(Rows from a figure dataset)
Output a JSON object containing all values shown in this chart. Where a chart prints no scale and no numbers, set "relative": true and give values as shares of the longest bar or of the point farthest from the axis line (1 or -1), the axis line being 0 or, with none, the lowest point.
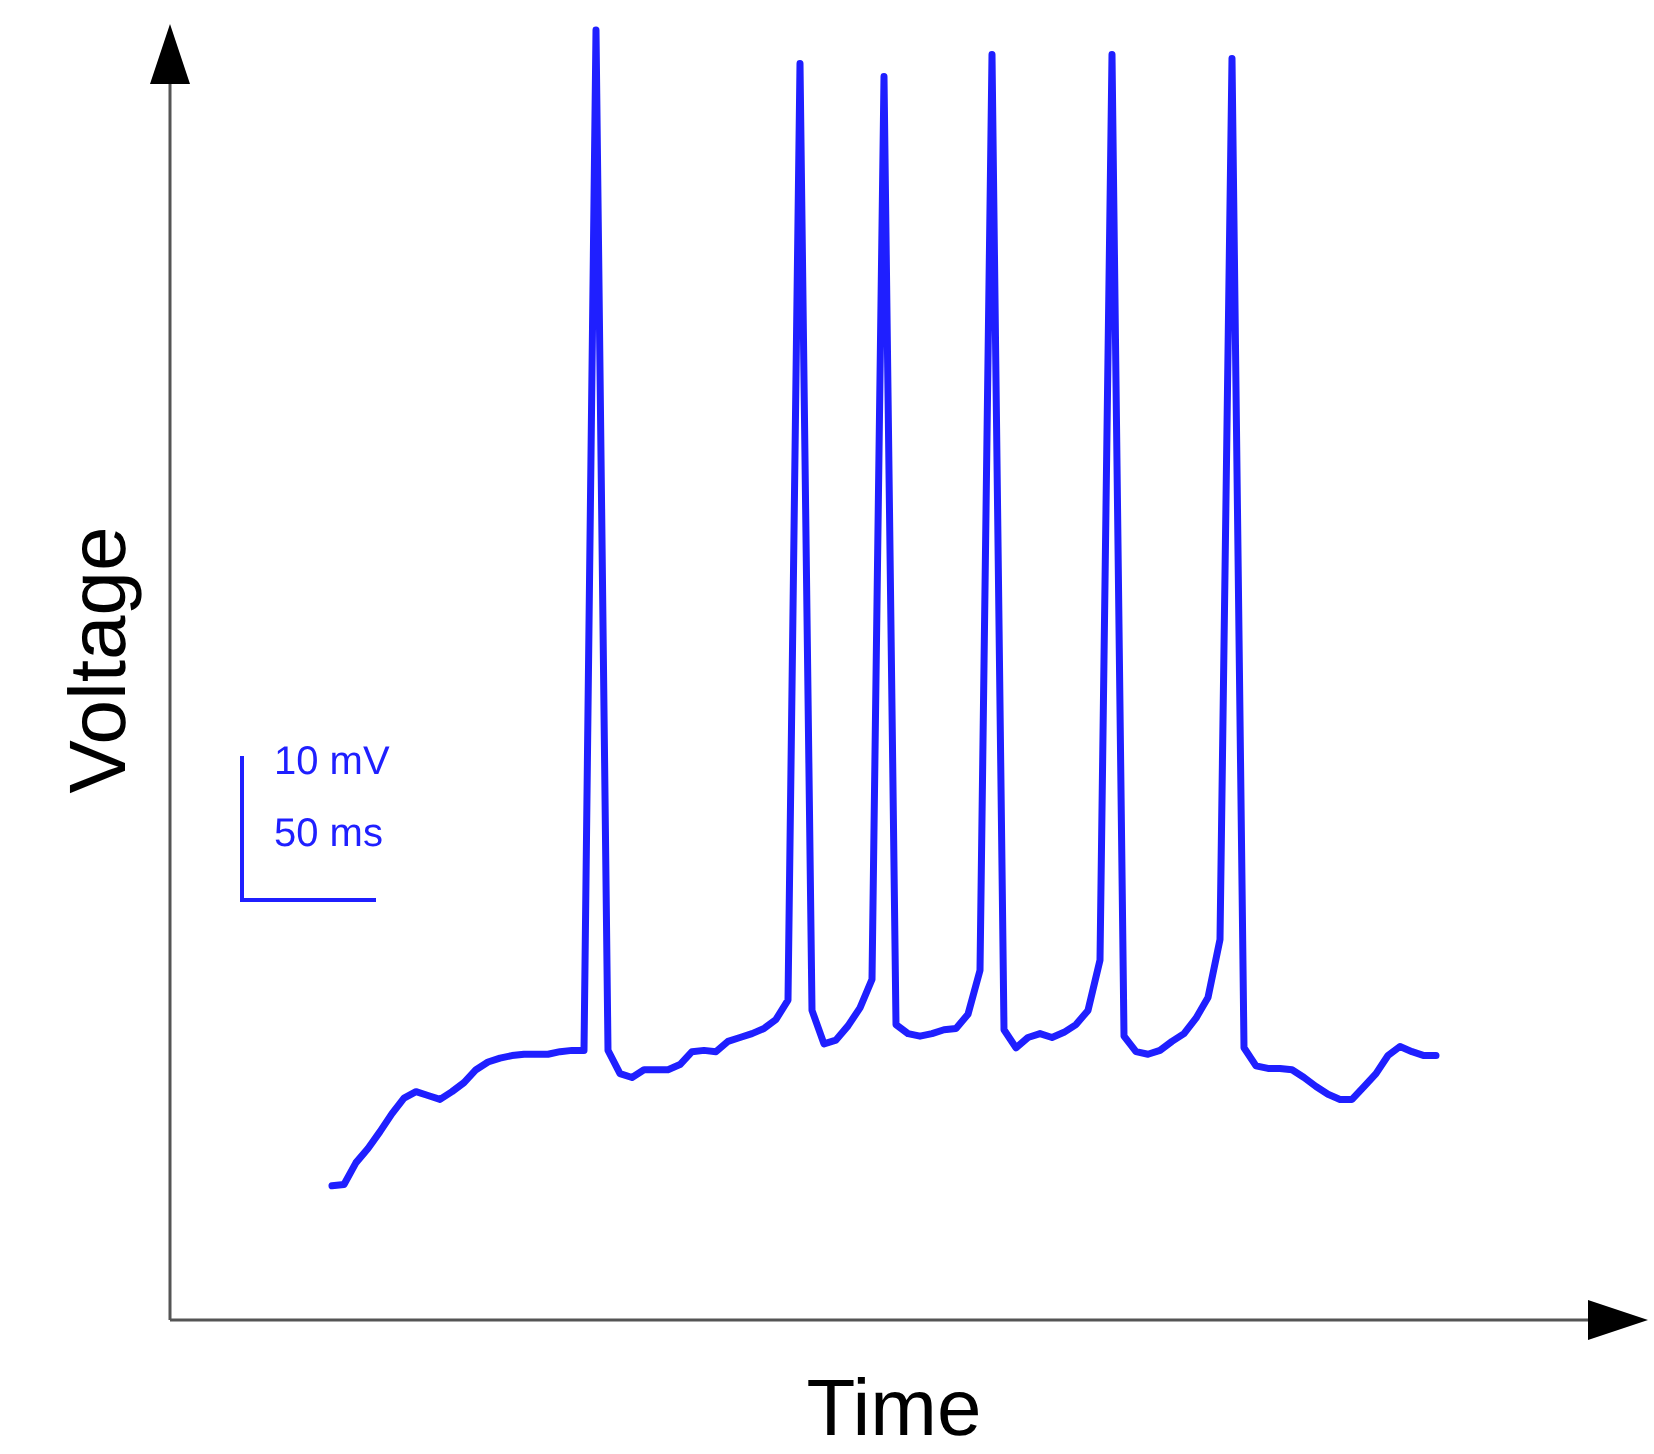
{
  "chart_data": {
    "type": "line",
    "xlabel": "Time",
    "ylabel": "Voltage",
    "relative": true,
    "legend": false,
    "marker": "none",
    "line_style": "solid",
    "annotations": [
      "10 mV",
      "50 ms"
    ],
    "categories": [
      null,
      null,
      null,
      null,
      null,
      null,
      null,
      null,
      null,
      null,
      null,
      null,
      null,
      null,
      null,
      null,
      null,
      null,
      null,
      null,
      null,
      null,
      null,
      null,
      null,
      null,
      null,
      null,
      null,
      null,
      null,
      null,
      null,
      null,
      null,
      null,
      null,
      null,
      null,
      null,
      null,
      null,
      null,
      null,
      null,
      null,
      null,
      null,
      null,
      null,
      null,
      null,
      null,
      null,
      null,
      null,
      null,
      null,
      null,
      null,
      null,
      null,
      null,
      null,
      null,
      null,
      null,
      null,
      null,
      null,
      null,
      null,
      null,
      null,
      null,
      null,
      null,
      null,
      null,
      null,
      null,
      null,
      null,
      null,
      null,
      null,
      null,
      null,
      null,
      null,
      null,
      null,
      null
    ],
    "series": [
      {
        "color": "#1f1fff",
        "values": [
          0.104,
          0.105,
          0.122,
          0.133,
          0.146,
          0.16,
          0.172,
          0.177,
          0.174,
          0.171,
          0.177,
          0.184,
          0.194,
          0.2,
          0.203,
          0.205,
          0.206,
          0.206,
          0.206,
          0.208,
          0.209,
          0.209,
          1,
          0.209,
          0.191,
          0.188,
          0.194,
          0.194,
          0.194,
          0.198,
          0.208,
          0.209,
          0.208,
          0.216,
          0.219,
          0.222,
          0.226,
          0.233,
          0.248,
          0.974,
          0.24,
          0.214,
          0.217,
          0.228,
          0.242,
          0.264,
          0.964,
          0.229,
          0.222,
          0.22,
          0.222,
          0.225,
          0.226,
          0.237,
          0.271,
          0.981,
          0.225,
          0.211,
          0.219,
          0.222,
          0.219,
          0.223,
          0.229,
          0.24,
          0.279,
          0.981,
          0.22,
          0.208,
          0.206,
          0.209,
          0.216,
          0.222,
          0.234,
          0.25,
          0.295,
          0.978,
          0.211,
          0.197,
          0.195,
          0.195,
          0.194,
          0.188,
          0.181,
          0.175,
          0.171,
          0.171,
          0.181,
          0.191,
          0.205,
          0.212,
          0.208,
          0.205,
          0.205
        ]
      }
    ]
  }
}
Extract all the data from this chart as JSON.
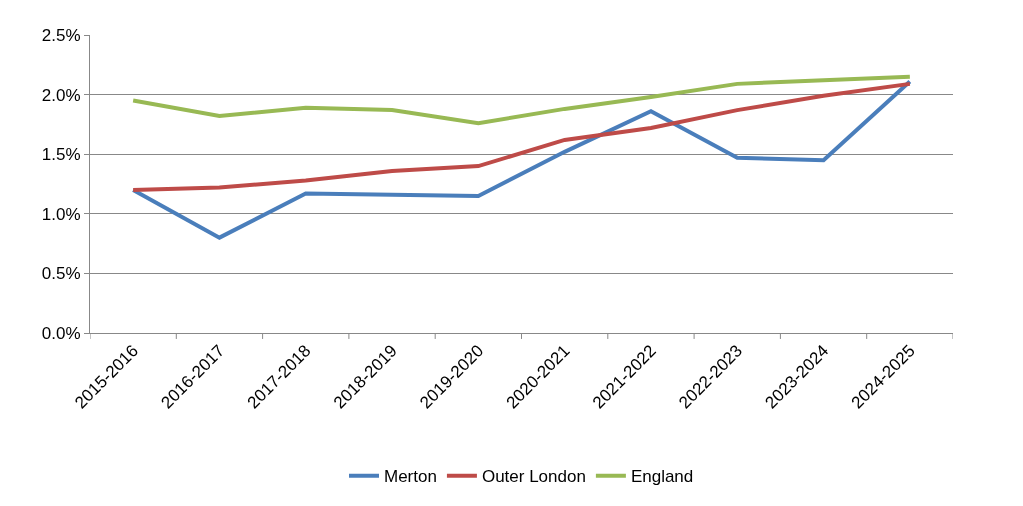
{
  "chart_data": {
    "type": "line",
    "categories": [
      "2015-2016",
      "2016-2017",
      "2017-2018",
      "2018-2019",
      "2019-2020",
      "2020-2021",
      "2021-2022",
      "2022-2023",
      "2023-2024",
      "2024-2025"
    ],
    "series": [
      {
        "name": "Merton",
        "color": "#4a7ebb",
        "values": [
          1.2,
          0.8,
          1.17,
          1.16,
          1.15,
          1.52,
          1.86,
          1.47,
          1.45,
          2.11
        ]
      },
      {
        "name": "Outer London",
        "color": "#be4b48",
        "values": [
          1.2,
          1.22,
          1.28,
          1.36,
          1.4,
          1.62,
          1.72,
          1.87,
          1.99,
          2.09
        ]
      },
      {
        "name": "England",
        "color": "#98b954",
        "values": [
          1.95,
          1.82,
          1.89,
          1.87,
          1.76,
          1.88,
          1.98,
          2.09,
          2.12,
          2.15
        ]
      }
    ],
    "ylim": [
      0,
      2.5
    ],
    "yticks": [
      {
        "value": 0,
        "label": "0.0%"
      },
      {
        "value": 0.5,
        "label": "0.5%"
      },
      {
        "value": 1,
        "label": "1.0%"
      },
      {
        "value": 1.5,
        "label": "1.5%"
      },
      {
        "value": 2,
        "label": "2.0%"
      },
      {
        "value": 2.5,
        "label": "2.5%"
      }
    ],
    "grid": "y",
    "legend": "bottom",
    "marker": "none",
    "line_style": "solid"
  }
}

:: Task directions ::
Copy the records above exactly, omitting every picture.

:: The reply ::
Output a JSON object containing all values shown in this chart. Where a chart prints no scale and no numbers, set "relative": true and give values as shares of the longest bar or of the point farthest from the axis line (1 or -1), the axis line being 0 or, with none, the lowest point.
{
  "chart_data": {
    "type": "line",
    "xlabel": "Time",
    "ylabel": "Voltage",
    "relative": true,
    "legend": false,
    "marker": "none",
    "line_style": "solid",
    "annotations": [
      "10 mV",
      "50 ms"
    ],
    "categories": [
      null,
      null,
      null,
      null,
      null,
      null,
      null,
      null,
      null,
      null,
      null,
      null,
      null,
      null,
      null,
      null,
      null,
      null,
      null,
      null,
      null,
      null,
      null,
      null,
      null,
      null,
      null,
      null,
      null,
      null,
      null,
      null,
      null,
      null,
      null,
      null,
      null,
      null,
      null,
      null,
      null,
      null,
      null,
      null,
      null,
      null,
      null,
      null,
      null,
      null,
      null,
      null,
      null,
      null,
      null,
      null,
      null,
      null,
      null,
      null,
      null,
      null,
      null,
      null,
      null,
      null,
      null,
      null,
      null,
      null,
      null,
      null,
      null,
      null,
      null,
      null,
      null,
      null,
      null,
      null,
      null,
      null,
      null,
      null,
      null,
      null,
      null,
      null,
      null,
      null,
      null,
      null,
      null
    ],
    "series": [
      {
        "color": "#1f1fff",
        "values": [
          0.104,
          0.105,
          0.122,
          0.133,
          0.146,
          0.16,
          0.172,
          0.177,
          0.174,
          0.171,
          0.177,
          0.184,
          0.194,
          0.2,
          0.203,
          0.205,
          0.206,
          0.206,
          0.206,
          0.208,
          0.209,
          0.209,
          1,
          0.209,
          0.191,
          0.188,
          0.194,
          0.194,
          0.194,
          0.198,
          0.208,
          0.209,
          0.208,
          0.216,
          0.219,
          0.222,
          0.226,
          0.233,
          0.248,
          0.974,
          0.24,
          0.214,
          0.217,
          0.228,
          0.242,
          0.264,
          0.964,
          0.229,
          0.222,
          0.22,
          0.222,
          0.225,
          0.226,
          0.237,
          0.271,
          0.981,
          0.225,
          0.211,
          0.219,
          0.222,
          0.219,
          0.223,
          0.229,
          0.24,
          0.279,
          0.981,
          0.22,
          0.208,
          0.206,
          0.209,
          0.216,
          0.222,
          0.234,
          0.25,
          0.295,
          0.978,
          0.211,
          0.197,
          0.195,
          0.195,
          0.194,
          0.188,
          0.181,
          0.175,
          0.171,
          0.171,
          0.181,
          0.191,
          0.205,
          0.212,
          0.208,
          0.205,
          0.205
        ]
      }
    ]
  }
}
Extract all the data from this chart as JSON.
{
  "chart_data": {
    "type": "line",
    "categories": [
      "2015-2016",
      "2016-2017",
      "2017-2018",
      "2018-2019",
      "2019-2020",
      "2020-2021",
      "2021-2022",
      "2022-2023",
      "2023-2024",
      "2024-2025"
    ],
    "series": [
      {
        "name": "Merton",
        "color": "#4a7ebb",
        "values": [
          1.2,
          0.8,
          1.17,
          1.16,
          1.15,
          1.52,
          1.86,
          1.47,
          1.45,
          2.11
        ]
      },
      {
        "name": "Outer London",
        "color": "#be4b48",
        "values": [
          1.2,
          1.22,
          1.28,
          1.36,
          1.4,
          1.62,
          1.72,
          1.87,
          1.99,
          2.09
        ]
      },
      {
        "name": "England",
        "color": "#98b954",
        "values": [
          1.95,
          1.82,
          1.89,
          1.87,
          1.76,
          1.88,
          1.98,
          2.09,
          2.12,
          2.15
        ]
      }
    ],
    "ylim": [
      0,
      2.5
    ],
    "yticks": [
      {
        "value": 0,
        "label": "0.0%"
      },
      {
        "value": 0.5,
        "label": "0.5%"
      },
      {
        "value": 1,
        "label": "1.0%"
      },
      {
        "value": 1.5,
        "label": "1.5%"
      },
      {
        "value": 2,
        "label": "2.0%"
      },
      {
        "value": 2.5,
        "label": "2.5%"
      }
    ],
    "grid": "y",
    "legend": "bottom",
    "marker": "none",
    "line_style": "solid"
  }
}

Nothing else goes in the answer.